DATA SECTION:

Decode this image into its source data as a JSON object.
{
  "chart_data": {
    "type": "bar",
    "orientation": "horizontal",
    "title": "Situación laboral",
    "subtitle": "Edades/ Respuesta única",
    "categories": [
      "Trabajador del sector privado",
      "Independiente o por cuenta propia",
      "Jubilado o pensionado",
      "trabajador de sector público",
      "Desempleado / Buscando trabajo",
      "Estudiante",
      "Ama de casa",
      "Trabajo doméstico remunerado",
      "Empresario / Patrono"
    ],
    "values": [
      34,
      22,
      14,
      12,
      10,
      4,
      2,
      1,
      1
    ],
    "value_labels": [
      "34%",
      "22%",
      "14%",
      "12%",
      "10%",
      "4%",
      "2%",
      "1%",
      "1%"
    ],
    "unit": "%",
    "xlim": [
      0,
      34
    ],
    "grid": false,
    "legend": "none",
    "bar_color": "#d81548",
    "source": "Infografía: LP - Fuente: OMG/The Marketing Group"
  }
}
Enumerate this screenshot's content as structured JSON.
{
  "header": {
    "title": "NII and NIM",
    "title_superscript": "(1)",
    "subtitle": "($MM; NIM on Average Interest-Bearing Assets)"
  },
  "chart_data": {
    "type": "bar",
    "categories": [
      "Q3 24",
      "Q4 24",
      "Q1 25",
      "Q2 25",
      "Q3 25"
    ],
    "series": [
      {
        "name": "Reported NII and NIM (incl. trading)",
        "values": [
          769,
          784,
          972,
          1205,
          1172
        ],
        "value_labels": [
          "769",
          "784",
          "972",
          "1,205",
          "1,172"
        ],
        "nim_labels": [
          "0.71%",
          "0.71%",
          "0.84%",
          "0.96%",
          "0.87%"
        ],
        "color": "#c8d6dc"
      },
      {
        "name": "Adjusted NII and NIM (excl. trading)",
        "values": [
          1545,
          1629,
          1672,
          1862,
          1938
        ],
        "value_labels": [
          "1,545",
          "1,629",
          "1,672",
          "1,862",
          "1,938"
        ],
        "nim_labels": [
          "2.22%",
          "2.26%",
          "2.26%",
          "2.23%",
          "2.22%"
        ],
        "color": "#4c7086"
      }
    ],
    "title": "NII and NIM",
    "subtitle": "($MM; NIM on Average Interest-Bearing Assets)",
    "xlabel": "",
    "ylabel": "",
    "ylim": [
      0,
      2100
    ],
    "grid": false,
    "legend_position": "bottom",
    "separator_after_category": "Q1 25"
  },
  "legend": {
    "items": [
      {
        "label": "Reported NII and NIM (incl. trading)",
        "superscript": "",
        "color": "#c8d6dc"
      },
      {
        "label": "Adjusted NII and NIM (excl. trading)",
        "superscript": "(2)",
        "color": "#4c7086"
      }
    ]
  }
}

WRITTEN EXERCISE:
Select from the material above each line in which the string "incl" appears, and list those lines.

REPLY TO THE TASK:
        "name": "Reported NII and NIM (incl. trading)",
        "label": "Reported NII and NIM (incl. trading)",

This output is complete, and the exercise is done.